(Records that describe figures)
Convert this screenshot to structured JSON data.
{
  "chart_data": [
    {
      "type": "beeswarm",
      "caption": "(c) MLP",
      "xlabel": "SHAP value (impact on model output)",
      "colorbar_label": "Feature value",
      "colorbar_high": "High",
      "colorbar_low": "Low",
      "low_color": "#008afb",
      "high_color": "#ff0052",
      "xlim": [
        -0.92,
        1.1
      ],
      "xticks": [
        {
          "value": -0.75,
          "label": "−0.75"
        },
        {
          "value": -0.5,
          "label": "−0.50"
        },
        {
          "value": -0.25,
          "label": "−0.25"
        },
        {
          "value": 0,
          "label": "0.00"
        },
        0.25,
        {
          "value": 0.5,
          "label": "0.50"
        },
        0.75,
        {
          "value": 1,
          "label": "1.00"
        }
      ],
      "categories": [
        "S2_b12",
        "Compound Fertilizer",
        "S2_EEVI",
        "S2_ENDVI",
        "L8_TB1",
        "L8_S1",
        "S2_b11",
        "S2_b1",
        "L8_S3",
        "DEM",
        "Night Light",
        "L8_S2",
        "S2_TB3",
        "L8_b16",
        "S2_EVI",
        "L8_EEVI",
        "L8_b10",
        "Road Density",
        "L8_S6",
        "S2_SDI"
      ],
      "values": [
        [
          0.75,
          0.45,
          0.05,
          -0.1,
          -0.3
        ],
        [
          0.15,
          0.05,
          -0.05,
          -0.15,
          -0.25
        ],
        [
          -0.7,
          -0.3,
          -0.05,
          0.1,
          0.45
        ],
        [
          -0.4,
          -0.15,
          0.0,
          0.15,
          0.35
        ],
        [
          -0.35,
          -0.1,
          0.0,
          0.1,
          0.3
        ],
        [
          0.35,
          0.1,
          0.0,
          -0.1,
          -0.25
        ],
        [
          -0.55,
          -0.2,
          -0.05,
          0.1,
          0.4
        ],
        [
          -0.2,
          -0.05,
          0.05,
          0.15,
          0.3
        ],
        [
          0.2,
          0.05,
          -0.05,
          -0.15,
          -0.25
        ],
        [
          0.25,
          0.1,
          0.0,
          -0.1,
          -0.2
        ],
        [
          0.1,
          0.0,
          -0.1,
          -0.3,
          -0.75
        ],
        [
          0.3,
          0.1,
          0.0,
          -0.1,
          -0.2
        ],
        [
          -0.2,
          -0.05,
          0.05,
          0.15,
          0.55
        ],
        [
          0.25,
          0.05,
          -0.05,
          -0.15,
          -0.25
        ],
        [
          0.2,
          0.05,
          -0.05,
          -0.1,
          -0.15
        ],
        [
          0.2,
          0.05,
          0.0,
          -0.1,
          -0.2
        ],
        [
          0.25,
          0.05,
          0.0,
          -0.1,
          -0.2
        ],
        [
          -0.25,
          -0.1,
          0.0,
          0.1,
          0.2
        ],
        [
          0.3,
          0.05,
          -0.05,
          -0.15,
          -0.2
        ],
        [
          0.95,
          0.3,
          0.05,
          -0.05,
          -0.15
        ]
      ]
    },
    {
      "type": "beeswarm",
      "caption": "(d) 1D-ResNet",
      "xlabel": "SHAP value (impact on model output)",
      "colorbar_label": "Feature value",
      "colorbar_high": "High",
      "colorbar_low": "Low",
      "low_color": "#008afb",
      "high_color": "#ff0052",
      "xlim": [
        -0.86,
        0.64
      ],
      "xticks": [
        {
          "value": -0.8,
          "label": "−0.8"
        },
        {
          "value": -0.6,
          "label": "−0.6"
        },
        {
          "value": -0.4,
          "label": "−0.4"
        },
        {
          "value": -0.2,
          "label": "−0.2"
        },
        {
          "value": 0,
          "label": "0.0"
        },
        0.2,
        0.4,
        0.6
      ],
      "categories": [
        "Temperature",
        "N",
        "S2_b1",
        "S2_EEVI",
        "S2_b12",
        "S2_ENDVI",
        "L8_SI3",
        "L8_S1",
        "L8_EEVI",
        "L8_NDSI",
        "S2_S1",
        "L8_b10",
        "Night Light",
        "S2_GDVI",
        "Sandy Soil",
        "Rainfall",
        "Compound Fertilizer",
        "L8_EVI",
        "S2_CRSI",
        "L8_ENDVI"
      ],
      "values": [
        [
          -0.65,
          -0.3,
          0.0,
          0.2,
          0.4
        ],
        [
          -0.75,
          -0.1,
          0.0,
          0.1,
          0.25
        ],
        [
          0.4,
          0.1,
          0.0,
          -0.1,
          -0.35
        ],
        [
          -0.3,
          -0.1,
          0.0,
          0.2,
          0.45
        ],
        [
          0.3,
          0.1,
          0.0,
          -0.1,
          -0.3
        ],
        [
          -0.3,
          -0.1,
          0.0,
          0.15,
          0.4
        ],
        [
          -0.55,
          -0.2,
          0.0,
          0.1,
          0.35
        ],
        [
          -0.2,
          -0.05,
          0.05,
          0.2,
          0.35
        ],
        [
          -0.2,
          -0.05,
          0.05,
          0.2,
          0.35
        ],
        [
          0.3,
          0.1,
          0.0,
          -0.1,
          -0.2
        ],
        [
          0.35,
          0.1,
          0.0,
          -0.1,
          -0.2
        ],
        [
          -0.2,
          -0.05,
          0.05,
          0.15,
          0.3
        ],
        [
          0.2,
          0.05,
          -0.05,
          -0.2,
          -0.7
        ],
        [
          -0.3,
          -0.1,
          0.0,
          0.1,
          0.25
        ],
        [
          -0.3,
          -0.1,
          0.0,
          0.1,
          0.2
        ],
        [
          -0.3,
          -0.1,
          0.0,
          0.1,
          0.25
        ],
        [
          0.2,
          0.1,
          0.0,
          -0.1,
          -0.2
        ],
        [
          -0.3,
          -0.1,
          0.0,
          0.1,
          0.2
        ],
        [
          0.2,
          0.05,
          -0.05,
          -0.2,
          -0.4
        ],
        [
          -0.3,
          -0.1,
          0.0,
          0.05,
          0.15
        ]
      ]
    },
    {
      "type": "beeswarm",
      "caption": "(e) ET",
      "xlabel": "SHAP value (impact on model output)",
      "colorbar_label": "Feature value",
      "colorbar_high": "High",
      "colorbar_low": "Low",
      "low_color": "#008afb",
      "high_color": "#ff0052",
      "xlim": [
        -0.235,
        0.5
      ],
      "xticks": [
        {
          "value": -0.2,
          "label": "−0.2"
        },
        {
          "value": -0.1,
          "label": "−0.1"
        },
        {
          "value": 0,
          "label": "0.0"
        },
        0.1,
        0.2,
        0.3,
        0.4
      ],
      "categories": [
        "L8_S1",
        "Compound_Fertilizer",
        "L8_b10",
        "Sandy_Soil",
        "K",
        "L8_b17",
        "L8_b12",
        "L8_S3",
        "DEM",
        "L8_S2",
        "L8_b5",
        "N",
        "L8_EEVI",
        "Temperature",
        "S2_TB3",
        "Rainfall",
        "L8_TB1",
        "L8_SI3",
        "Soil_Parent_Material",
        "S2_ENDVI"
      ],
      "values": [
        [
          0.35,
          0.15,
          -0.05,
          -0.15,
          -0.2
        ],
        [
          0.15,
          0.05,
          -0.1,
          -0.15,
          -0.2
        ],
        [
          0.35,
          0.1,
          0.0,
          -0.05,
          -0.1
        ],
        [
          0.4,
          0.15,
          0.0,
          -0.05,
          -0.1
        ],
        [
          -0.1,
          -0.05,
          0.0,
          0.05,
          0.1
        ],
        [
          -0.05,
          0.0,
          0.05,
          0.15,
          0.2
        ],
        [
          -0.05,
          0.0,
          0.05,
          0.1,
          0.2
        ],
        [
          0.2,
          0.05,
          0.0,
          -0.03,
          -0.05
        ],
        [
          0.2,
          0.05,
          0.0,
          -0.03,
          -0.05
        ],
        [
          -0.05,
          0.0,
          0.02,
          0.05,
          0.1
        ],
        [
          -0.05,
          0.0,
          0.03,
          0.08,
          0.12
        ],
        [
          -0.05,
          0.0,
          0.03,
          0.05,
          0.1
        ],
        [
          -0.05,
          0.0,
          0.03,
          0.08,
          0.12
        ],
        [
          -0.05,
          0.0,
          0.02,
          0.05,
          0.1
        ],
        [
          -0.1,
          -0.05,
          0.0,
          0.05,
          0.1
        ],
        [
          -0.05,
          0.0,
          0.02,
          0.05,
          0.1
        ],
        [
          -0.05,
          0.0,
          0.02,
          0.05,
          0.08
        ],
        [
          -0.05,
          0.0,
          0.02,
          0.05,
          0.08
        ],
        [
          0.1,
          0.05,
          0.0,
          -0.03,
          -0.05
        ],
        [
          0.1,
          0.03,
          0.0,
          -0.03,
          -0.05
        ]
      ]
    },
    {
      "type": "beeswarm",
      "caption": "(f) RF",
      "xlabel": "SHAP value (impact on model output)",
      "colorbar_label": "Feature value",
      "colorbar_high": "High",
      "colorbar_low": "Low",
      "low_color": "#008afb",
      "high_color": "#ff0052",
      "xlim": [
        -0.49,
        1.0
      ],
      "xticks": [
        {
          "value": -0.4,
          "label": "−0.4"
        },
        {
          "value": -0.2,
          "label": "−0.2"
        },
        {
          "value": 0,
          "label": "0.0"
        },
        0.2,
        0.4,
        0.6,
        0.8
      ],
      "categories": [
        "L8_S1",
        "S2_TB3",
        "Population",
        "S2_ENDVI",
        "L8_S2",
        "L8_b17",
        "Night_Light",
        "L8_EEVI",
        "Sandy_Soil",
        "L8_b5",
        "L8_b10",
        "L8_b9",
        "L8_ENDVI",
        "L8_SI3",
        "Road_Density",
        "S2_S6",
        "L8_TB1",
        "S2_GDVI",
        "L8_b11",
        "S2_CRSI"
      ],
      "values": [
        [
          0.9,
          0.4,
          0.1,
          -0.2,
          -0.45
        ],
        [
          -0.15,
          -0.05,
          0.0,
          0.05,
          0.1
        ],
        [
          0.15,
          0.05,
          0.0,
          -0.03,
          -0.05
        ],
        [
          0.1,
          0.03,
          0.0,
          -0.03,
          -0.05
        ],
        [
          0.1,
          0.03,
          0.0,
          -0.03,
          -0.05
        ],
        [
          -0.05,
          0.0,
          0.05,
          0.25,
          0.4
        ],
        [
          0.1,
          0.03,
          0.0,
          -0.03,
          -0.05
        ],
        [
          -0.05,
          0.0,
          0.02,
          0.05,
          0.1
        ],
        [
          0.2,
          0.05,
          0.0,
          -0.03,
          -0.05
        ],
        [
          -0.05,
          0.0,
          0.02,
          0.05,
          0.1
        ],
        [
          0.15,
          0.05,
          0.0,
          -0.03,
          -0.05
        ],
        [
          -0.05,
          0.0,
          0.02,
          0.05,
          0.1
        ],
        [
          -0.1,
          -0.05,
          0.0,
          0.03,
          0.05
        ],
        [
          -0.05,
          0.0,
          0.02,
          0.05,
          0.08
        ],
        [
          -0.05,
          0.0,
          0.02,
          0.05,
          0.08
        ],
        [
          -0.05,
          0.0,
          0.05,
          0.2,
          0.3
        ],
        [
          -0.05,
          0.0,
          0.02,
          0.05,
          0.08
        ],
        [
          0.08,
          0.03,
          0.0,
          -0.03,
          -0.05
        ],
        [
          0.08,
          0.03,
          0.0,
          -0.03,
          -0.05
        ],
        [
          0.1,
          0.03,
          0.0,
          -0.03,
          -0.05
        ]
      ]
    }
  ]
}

### [Problem requirements]
Identify each line in the records above that contains the word "caption", and copy it out in full.

### [Completed task]
      "caption": "(c) MLP",
      "caption": "(d) 1D-ResNet",
      "caption": "(e) ET",
      "caption": "(f) RF",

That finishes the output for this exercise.